▶ DOCUMENT SECTION
——
- Born: 17 May 1956 Tamil Nadu
- Died: 27 December 2018 (aged 62)
- Occupation: Actor
- Years active: 1987–2018

= Cheenu Mohan =

Indian actor

Cheenu Mohan (17 May 1956 – 27 December 2018) was an Indian actor who appeared in Tamil language films and plays. He acted in films including Thalapathi (1991) and Iraivi (2016).

==Career==
Mohan began his career as a stage actor in the late 1970s, portraying a lead role in plays written by Crazy Mohan. His character name of 'Cheenu' in Crazy Mohan plays, became an identification mark of him since then. He portrayed small roles in Varusham Padhinaaru (1989), Mani Ratnam's Anjali (1990) and Thalapathi (1991). His involvement in theatre and his reluctance to move into television roles, meant that roles in the film industry had evaded him.

He made a comeback by portraying a supporting role in Karthik Subbaraj's multi-starrer Iraivi (2016). Featuring as the antiques dealer John, who tries to hold together a breaking family, Cheenu Mohan received critical acclaim for his work in the film. A critic called his performance "fantastic in the melodramatic scenes". Appreciation for his performance in the film meant that he was later selected to feature in Manikandan's Aandavan Kattalai (2016) and Vetrimaaran's Vada Chennai (2017); his role in the latter film was deleted.

==Death==
Mohan died on 27 December 2018 due to cardiac arrest.
——
▶ GIVEN RECORDS
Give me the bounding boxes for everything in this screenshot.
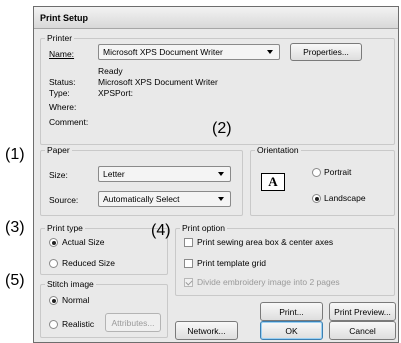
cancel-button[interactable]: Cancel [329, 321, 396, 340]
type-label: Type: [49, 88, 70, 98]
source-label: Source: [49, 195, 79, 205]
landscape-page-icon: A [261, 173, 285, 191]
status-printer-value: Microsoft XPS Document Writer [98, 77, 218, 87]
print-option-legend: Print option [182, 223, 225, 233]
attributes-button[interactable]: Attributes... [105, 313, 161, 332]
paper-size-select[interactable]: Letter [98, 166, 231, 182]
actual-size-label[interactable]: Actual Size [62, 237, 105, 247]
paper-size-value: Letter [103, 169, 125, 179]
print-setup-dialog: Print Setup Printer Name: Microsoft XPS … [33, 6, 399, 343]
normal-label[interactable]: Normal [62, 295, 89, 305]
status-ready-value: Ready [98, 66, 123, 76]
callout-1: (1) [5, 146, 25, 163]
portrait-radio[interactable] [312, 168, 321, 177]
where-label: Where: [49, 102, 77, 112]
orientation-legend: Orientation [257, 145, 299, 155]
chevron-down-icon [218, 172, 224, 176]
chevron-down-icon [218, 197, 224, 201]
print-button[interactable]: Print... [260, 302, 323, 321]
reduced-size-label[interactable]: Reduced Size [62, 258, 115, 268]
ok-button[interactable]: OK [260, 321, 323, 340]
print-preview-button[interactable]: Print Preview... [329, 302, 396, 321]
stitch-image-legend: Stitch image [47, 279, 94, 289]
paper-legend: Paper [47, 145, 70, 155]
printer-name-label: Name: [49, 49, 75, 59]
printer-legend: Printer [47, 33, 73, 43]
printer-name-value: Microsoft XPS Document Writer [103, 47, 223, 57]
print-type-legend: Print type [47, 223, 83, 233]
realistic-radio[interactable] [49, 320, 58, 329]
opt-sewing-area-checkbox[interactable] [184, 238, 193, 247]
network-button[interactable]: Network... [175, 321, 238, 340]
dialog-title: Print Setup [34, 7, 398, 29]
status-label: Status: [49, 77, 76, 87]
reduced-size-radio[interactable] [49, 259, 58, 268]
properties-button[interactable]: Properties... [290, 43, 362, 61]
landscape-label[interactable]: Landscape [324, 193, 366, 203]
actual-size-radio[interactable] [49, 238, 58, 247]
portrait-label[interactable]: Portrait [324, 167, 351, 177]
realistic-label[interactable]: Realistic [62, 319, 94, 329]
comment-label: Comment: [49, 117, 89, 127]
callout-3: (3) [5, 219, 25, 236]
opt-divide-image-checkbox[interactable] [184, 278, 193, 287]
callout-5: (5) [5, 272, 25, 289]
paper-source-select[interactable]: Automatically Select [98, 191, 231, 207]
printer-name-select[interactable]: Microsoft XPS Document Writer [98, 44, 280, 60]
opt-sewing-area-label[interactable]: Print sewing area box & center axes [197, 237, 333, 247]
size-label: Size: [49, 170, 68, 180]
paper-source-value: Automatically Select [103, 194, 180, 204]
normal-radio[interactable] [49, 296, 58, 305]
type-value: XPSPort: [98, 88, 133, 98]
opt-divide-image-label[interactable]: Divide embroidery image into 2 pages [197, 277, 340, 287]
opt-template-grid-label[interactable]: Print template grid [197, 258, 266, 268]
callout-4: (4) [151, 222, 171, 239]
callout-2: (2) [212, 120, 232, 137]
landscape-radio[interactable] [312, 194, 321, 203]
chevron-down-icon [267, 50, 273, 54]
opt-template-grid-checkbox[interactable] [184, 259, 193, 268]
——
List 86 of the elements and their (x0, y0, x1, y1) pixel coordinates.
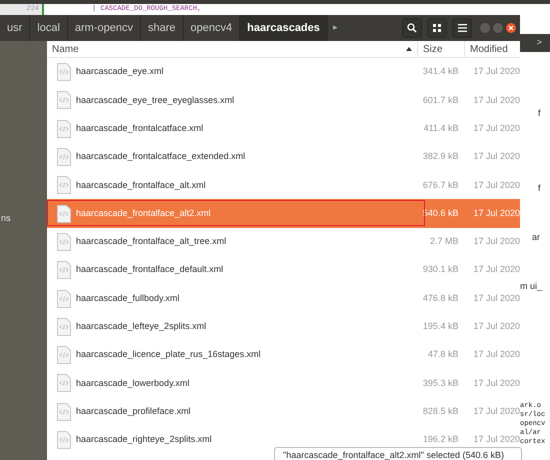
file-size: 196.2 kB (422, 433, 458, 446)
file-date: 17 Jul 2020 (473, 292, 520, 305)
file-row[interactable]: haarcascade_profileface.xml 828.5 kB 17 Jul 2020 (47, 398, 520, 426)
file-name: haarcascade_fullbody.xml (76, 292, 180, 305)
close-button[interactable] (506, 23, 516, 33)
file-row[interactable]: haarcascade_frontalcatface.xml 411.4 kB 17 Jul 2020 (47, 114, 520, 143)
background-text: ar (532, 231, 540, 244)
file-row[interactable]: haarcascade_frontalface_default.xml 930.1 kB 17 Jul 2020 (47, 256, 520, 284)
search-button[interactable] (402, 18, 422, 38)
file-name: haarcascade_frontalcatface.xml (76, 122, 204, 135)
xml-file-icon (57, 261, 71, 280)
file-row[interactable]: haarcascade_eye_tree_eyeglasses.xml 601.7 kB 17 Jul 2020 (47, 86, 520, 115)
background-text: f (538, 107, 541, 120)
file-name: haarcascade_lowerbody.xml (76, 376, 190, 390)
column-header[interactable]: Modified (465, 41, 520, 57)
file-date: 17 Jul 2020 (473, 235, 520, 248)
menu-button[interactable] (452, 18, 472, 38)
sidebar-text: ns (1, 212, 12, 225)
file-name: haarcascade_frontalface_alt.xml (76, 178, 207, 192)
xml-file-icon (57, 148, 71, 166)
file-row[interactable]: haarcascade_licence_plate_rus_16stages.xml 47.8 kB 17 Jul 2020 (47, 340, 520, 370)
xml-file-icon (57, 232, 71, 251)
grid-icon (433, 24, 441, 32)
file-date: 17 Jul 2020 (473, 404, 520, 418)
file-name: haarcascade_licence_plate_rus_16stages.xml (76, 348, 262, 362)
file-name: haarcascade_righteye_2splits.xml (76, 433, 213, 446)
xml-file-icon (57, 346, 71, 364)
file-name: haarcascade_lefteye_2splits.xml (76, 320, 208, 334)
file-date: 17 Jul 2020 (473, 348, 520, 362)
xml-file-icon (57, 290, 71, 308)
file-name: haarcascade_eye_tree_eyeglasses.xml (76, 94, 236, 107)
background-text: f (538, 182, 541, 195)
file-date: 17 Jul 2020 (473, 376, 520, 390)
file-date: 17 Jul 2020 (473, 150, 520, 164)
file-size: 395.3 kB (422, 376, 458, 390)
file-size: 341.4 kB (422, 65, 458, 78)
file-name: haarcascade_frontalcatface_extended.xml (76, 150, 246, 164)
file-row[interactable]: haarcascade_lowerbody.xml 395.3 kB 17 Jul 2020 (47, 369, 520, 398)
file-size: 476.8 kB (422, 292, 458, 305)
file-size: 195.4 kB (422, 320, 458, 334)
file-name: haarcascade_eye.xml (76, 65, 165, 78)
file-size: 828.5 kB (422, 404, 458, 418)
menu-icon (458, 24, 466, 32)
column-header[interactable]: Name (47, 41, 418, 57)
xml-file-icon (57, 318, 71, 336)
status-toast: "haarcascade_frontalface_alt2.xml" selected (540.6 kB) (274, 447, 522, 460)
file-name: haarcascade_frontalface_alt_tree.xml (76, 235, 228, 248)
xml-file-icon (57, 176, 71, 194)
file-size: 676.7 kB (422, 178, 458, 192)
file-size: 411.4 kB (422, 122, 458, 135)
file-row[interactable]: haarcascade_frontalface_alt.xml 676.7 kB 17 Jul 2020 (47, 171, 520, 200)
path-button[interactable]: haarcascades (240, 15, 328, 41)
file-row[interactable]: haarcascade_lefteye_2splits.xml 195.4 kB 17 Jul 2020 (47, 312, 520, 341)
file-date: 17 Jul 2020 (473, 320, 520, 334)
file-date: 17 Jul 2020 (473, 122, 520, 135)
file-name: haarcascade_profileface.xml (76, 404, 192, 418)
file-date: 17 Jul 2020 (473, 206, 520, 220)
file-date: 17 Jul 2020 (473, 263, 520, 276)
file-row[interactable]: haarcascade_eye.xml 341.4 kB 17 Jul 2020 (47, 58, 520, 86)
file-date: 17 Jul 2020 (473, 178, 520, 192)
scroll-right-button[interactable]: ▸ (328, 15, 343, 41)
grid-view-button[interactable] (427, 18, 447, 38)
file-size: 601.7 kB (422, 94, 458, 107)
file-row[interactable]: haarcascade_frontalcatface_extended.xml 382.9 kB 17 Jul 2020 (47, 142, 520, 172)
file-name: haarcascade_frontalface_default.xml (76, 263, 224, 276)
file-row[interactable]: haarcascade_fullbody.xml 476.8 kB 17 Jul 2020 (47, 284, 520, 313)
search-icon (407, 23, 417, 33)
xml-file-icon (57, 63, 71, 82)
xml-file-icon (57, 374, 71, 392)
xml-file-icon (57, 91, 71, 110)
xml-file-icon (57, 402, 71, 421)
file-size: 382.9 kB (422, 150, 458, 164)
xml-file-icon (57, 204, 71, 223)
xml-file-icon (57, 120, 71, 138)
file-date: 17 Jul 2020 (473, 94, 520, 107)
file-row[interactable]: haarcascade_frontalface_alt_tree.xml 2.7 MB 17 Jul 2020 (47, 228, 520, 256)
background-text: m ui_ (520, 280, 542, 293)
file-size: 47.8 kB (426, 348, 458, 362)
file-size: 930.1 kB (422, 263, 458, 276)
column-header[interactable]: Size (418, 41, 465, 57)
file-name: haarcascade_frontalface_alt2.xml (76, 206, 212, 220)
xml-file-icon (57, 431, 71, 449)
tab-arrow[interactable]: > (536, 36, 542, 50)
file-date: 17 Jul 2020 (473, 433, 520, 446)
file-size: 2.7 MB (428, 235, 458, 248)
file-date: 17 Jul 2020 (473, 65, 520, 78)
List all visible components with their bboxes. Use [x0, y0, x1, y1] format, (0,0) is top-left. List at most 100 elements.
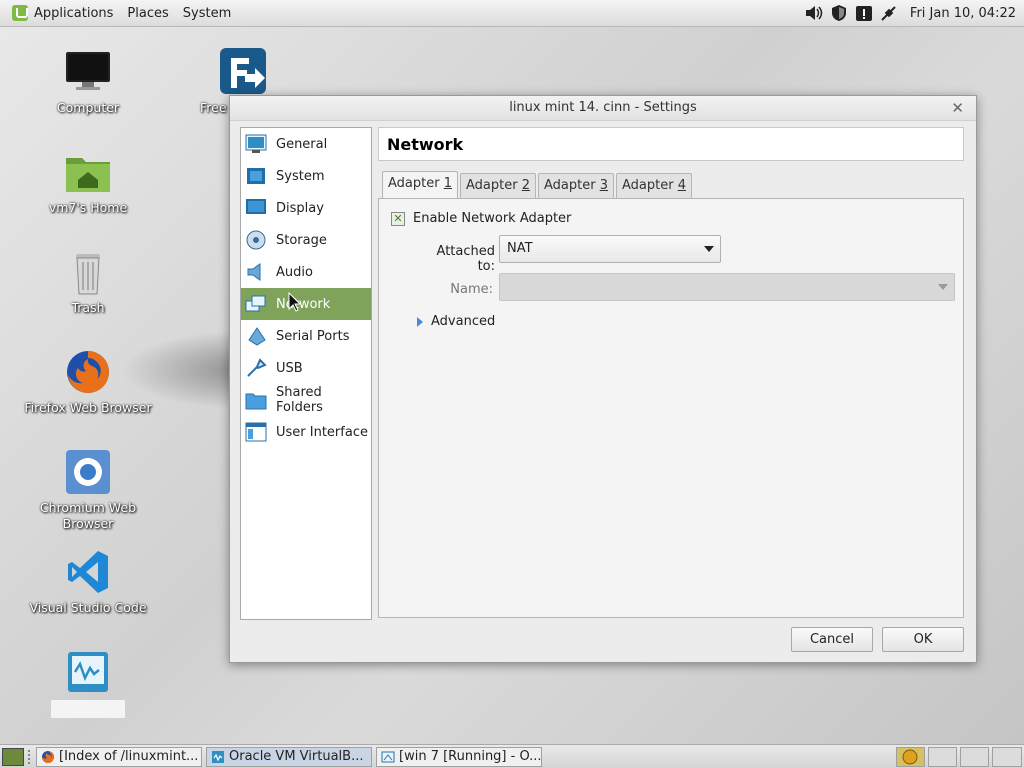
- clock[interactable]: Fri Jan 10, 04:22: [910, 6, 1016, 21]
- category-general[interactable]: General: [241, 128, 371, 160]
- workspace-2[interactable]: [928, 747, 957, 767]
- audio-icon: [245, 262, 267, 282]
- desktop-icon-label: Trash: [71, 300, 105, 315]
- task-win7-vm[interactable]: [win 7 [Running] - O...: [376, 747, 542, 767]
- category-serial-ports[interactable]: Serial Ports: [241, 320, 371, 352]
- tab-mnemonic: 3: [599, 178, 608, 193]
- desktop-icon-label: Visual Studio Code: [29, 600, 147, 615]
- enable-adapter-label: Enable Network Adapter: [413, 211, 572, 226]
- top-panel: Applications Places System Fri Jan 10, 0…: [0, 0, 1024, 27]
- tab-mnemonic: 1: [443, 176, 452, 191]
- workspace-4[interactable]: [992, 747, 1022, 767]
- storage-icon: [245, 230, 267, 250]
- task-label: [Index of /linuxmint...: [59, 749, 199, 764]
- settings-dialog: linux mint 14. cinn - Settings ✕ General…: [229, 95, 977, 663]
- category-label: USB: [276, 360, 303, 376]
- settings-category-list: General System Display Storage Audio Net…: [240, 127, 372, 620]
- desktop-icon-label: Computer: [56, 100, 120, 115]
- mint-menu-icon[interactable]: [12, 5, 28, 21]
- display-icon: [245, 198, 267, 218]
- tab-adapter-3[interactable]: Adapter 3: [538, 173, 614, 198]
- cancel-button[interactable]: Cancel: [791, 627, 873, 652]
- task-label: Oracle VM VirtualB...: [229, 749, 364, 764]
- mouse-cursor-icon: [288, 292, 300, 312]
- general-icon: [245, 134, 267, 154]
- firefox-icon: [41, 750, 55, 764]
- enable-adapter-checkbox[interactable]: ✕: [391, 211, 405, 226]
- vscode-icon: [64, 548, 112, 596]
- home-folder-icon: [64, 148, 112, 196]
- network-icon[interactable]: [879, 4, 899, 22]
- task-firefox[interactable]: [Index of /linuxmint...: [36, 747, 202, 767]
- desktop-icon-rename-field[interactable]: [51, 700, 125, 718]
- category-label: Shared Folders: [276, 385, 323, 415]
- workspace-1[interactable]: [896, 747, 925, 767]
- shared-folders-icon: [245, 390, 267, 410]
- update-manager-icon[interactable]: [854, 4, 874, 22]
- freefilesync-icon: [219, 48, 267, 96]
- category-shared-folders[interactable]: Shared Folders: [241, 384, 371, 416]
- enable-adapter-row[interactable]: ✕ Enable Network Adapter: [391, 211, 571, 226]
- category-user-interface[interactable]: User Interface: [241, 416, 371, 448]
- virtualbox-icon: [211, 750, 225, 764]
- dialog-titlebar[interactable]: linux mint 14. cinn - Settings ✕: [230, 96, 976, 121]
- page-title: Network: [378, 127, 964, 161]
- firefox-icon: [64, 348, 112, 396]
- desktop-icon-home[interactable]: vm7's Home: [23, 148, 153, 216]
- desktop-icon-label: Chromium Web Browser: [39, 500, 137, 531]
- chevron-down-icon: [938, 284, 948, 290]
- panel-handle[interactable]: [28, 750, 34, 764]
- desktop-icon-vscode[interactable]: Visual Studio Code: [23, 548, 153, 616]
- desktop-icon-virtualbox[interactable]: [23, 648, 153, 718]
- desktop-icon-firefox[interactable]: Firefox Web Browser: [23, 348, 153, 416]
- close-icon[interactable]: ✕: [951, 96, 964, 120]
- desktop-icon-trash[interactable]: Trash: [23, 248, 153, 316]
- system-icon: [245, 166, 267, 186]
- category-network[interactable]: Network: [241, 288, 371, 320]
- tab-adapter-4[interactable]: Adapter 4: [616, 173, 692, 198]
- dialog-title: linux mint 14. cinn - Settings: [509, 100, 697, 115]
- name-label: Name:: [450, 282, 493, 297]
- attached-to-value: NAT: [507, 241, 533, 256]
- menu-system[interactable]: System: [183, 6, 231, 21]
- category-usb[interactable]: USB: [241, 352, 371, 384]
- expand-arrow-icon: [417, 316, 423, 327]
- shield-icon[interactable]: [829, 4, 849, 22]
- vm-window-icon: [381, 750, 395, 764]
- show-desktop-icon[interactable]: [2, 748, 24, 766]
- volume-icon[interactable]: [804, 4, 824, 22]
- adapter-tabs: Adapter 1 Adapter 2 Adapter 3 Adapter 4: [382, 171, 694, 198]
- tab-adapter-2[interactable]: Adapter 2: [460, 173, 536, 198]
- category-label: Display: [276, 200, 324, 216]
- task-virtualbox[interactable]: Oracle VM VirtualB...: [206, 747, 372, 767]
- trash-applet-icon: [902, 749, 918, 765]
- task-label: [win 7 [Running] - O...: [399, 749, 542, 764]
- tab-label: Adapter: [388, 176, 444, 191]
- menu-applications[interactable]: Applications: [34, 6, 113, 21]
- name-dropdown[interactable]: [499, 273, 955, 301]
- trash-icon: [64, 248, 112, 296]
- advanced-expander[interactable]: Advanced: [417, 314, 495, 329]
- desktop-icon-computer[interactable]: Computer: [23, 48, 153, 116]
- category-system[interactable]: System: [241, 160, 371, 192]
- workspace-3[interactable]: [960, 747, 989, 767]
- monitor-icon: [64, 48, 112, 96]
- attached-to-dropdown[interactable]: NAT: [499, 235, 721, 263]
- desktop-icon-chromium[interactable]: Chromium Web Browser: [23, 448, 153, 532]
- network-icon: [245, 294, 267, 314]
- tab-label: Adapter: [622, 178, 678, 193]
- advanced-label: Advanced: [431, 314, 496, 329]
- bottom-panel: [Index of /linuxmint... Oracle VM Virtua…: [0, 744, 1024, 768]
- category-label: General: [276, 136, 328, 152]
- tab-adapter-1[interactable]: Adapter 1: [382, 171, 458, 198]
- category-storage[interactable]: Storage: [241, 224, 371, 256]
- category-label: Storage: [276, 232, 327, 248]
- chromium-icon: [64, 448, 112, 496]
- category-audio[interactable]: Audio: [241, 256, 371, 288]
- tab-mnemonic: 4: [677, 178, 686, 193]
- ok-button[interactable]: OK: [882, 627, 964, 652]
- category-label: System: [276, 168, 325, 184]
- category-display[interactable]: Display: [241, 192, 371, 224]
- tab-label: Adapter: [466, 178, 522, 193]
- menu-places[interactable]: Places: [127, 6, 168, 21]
——
▶ EXERCISE 1
In the Cheenu Mohan article, rewrite the paragraph beginning "He made a comeback" as a short bulleted list that keeps its main facts.
▶ EXERCISE 2
According to the Cheenu Mohan article, what character name from Crazy Mohan's plays became an identification mark for him?

▶ FINAL RESULT 1
- He made a comeback with a supporting role in Karthik Subbaraj's multi-starrer Iraivi (2016).
- He played John, an antiques dealer who tries to hold together a breaking family.
- The role earned him critical acclaim. One critic called him "fantastic in the melodramatic scenes."
- Because of this praise, he was later cast in Manikandan's Aandavan Kattalai (2016) and Vetrimaaran's Vada Chennai (2017).
- His role in Vada Chennai was deleted.

▶ FINAL RESULT 2
'Cheenu'